───── ENTRIES SHOWN ─────
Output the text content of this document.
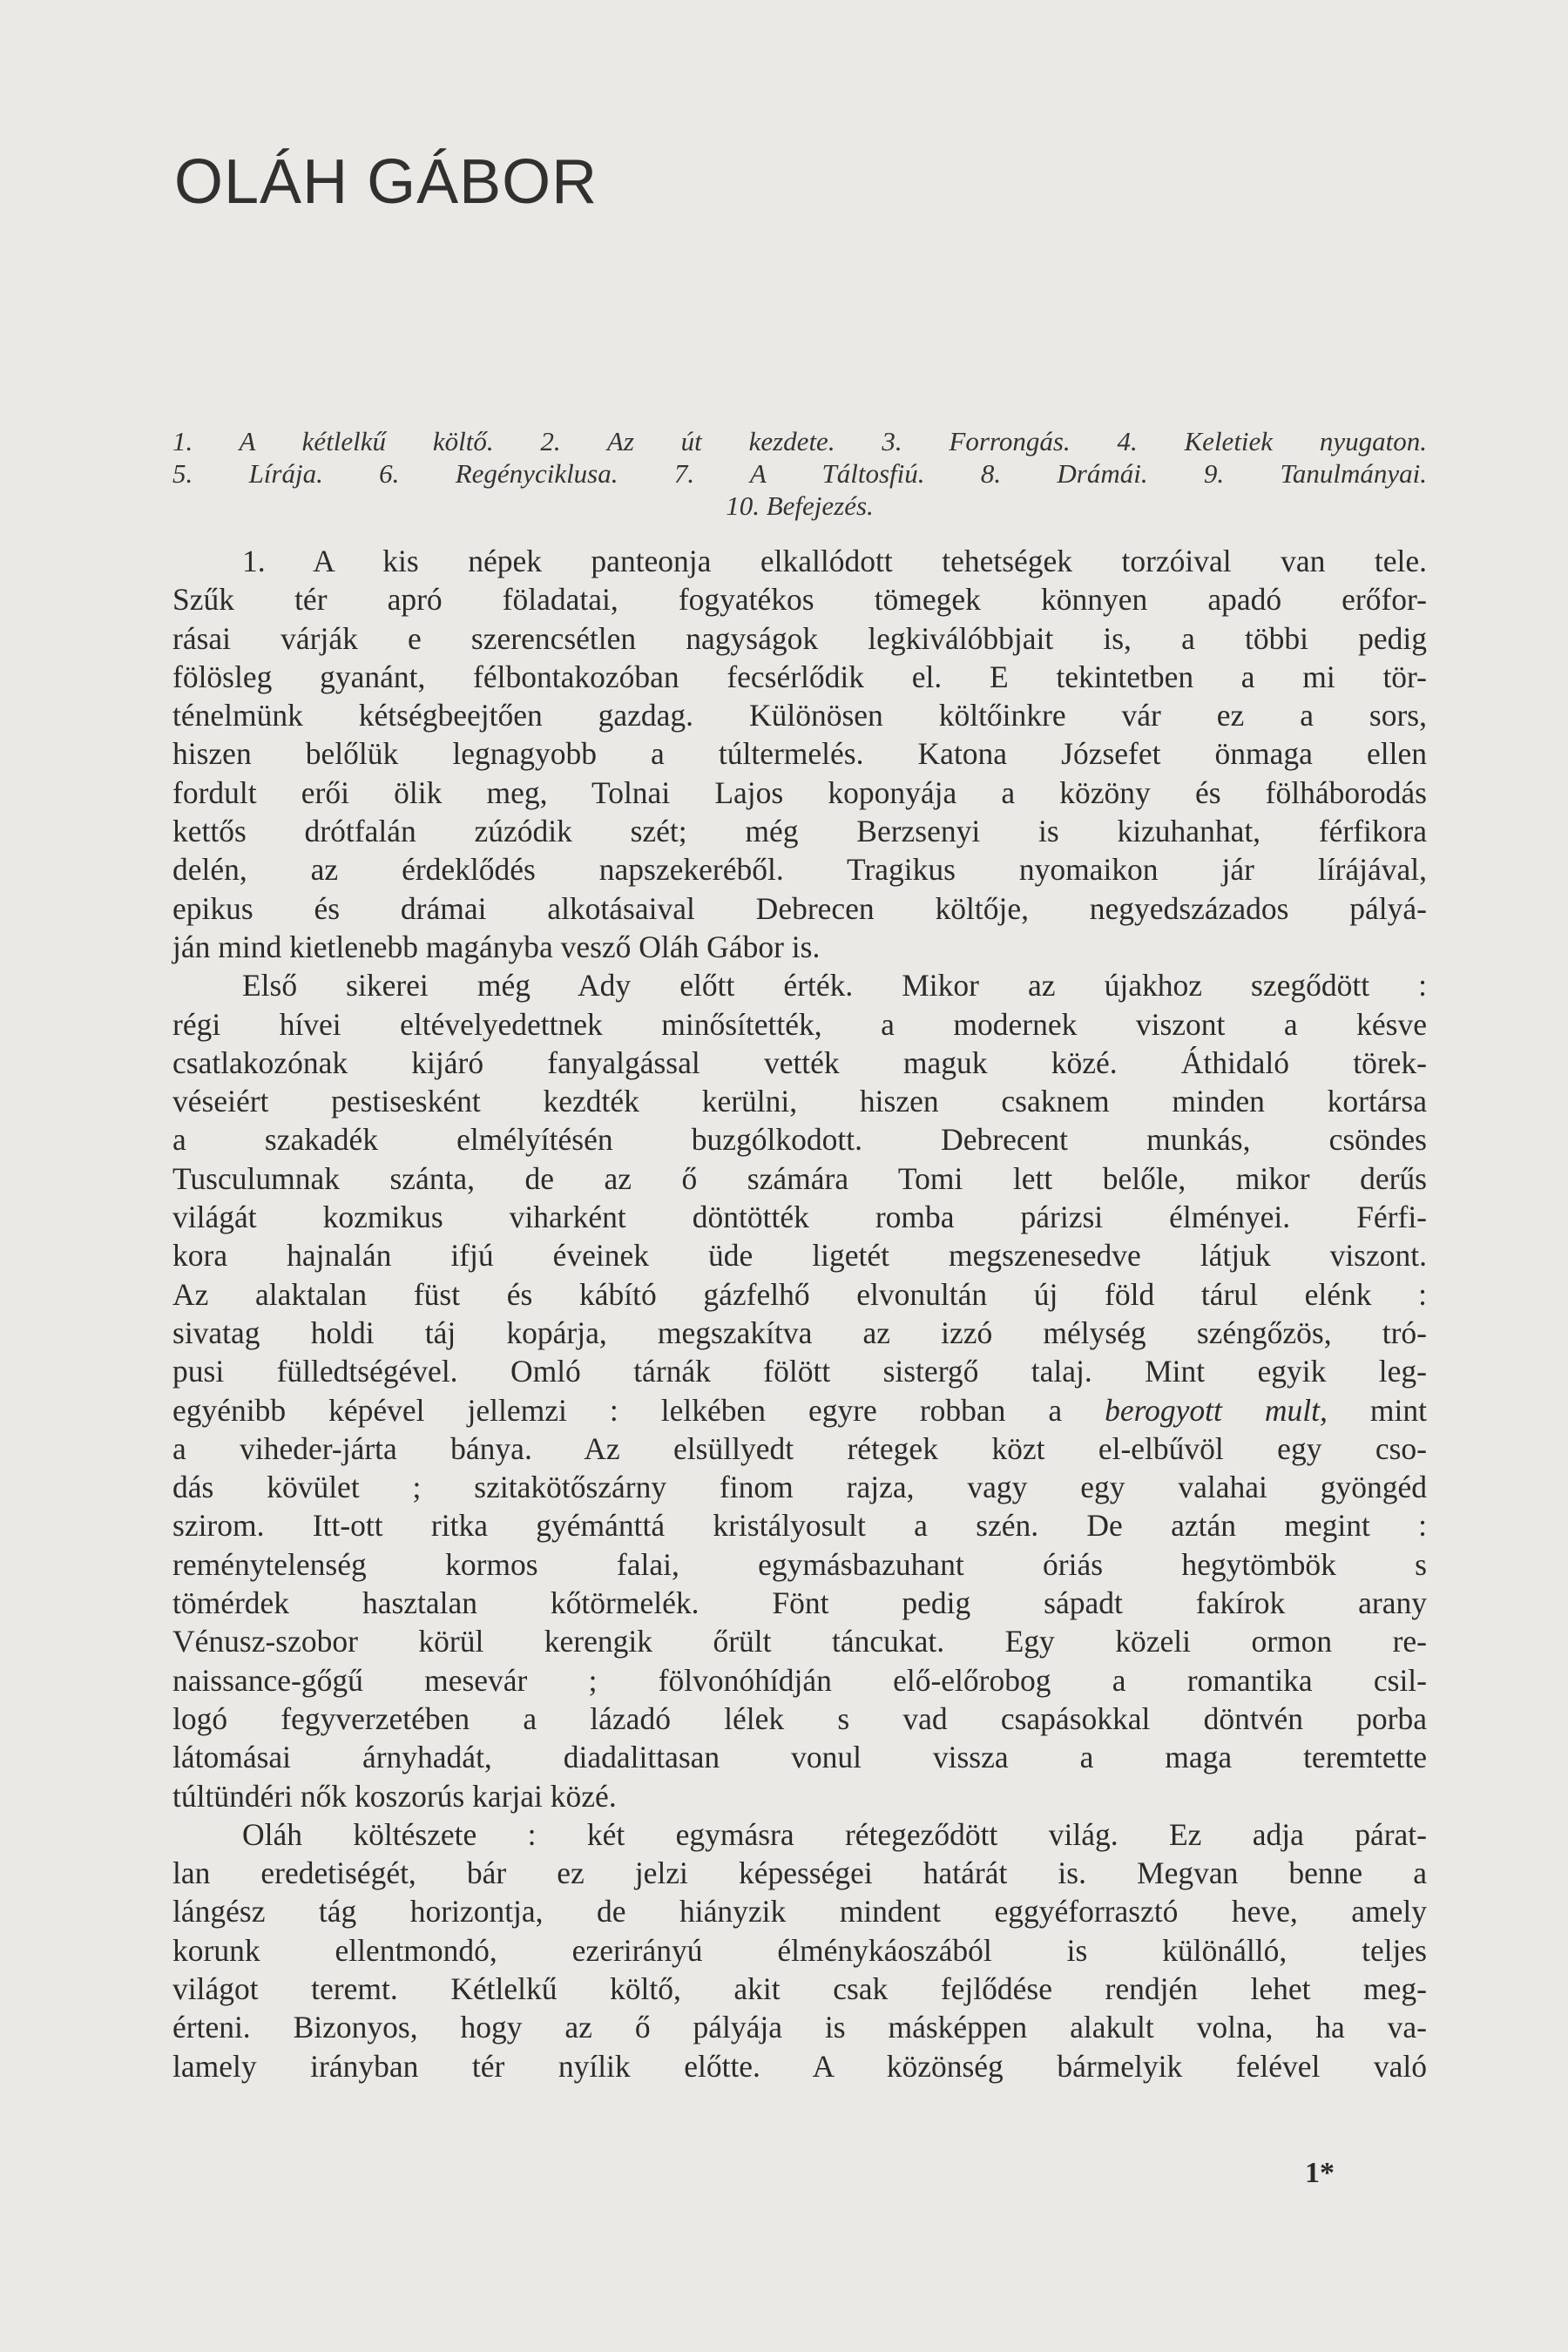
OLÁH GÁBOR
1. A kétlelkű költő. 2. Az út kezdete. 3. Forrongás. 4. Keletiek nyugaton.
5. Lírája. 6. Regényciklusa. 7. A Táltosfiú. 8. Drámái. 9. Tanulmányai.
10. Befejezés.
1. A kis népek panteonja elkallódott tehetségek torzóival van tele.
Szűk tér apró föladatai, fogyatékos tömegek könnyen apadó erőfor-
rásai várják e szerencsétlen nagyságok legkiválóbbjait is, a többi pedig
fölösleg gyanánt, félbontakozóban fecsérlődik el. E tekintetben a mi tör-
ténelmünk kétségbeejtően gazdag. Különösen költőinkre vár ez a sors,
hiszen belőlük legnagyobb a túltermelés. Katona Józsefet önmaga ellen
fordult erői ölik meg, Tolnai Lajos koponyája a közöny és fölháborodás
kettős drótfalán zúzódik szét; még Berzsenyi is kizuhanhat, férfikora
delén, az érdeklődés napszekeréből. Tragikus nyomaikon jár lírájával,
epikus és drámai alkotásaival Debrecen költője, negyedszázados pályá-
ján mind kietlenebb magányba vesző Oláh Gábor is.
Első sikerei még Ady előtt érték. Mikor az újakhoz szegődött :
régi hívei eltévelyedettnek minősítették, a modernek viszont a késve
csatlakozónak kijáró fanyalgással vették maguk közé. Áthidaló törek-
véseiért pestisesként kezdték kerülni, hiszen csaknem minden kortársa
a szakadék elmélyítésén buzgólkodott. Debrecent munkás, csöndes
Tusculumnak szánta, de az ő számára Tomi lett belőle, mikor derűs
világát kozmikus viharként döntötték romba párizsi élményei. Férfi-
kora hajnalán ifjú éveinek üde ligetét megszenesedve látjuk viszont.
Az alaktalan füst és kábító gázfelhő elvonultán új föld tárul elénk :
sivatag holdi táj kopárja, megszakítva az izzó mélység széngőzös, tró-
pusi fülledtségével. Omló tárnák fölött sistergő talaj. Mint egyik leg-
egyénibb képével jellemzi : lelkében egyre robban a berogyott mult, mint
a viheder-járta bánya. Az elsüllyedt rétegek közt el-elbűvöl egy cso-
dás kövület ; szitakötőszárny finom rajza, vagy egy valahai gyöngéd
szirom. Itt-ott ritka gyémánttá kristályosult a szén. De aztán megint :
reménytelenség kormos falai, egymásbazuhant óriás hegytömbök s
tömérdek hasztalan kőtörmelék. Fönt pedig sápadt fakírok arany
Vénusz-szobor körül kerengik őrült táncukat. Egy közeli ormon re-
naissance-gőgű mesevár ; fölvonóhídján elő-előrobog a romantika csil-
logó fegyverzetében a lázadó lélek s vad csapásokkal döntvén porba
látomásai árnyhadát, diadalittasan vonul vissza a maga teremtette
túltündéri nők koszorús karjai közé.
Oláh költészete : két egymásra rétegeződött világ. Ez adja párat-
lan eredetiségét, bár ez jelzi képességei határát is. Megvan benne a
lángész tág horizontja, de hiányzik mindent eggyéforrasztó heve, amely
korunk ellentmondó, ezerirányú élménykáoszából is különálló, teljes
világot teremt. Kétlelkű költő, akit csak fejlődése rendjén lehet meg-
érteni. Bizonyos, hogy az ő pályája is másképpen alakult volna, ha va-
lamely irányban tér nyílik előtte. A közönség bármelyik felével való
1*
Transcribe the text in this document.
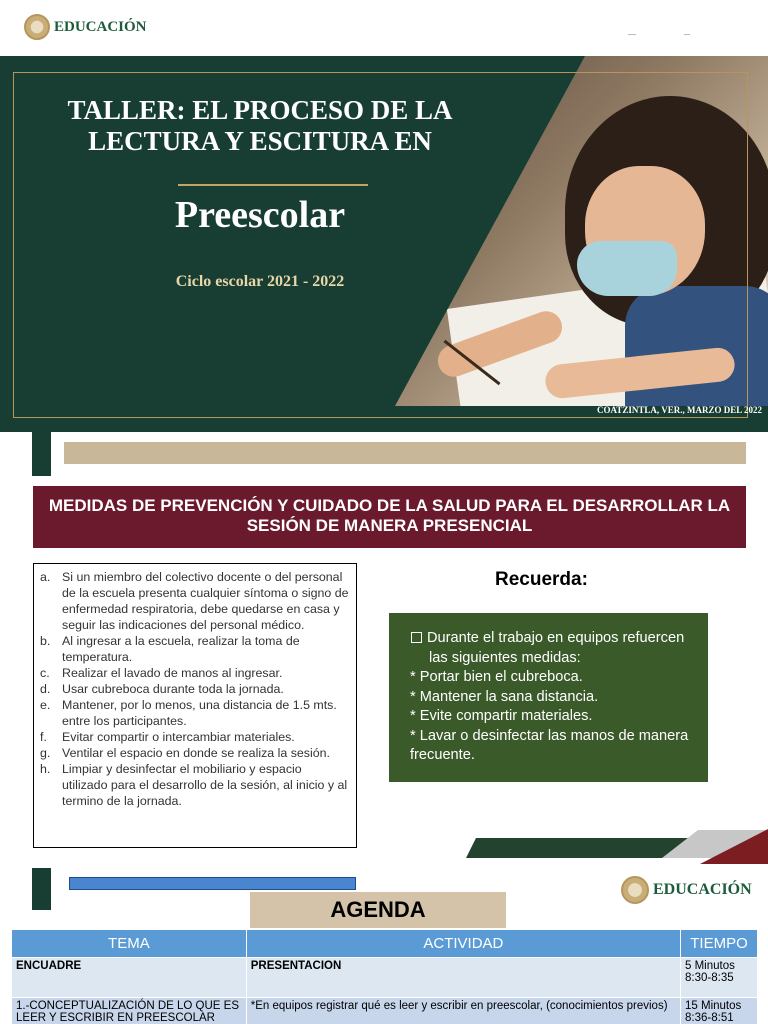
EDUCACIÓN
TALLER: EL PROCESO DE LA LECTURA Y ESCITURA EN
Preescolar
Ciclo escolar 2021 - 2022
COATZINTLA, VER., MARZO DEL 2022
MEDIDAS DE PREVENCIÓN Y CUIDADO DE LA SALUD PARA EL DESARROLLAR LA SESIÓN DE MANERA PRESENCIAL
a. Si un miembro del colectivo docente o del personal de la escuela presenta cualquier síntoma o signo de enfermedad respiratoria, debe quedarse en casa y seguir las indicaciones del personal médico.
b. Al ingresar a la escuela, realizar la toma de temperatura.
c. Realizar el lavado de manos al ingresar.
d. Usar cubreboca durante toda la jornada.
e. Mantener, por lo menos, una distancia de 1.5 mts. entre los participantes.
f.	Evitar compartir o intercambiar materiales.
g. Ventilar el espacio en donde se realiza la sesión.
h. Limpiar y desinfectar el mobiliario y espacio utilizado para el desarrollo de la sesión, al inicio y al termino de la jornada.
Recuerda:
Durante el trabajo en equipos refuercen las siguientes medidas:
* Portar bien el cubreboca.
* Mantener la sana distancia.
* Evite compartir materiales.
* Lavar o desinfectar las manos de manera frecuente.
EDUCACIÓN
AGENDA
TEMA	ACTIVIDAD	TIEMPO
ENCUADRE	PRESENTACION	5 Minutos 8:30-8:35
1.-CONCEPTUALIZACIÓN DE LO QUE ES LEER Y ESCRIBIR EN PREESCOLAR	*En equipos registrar qué es leer y escribir en preescolar, (conocimientos previos)	15 Minutos 8:36-8:51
─────
-- WORK TO COMPLETE --
Sift the material for lines with the string "manos". Copy each one found.

-- RESULT --
c. Realizar el lavado de manos al ingresar.
* Lavar o desinfectar las manos de manera frecuente.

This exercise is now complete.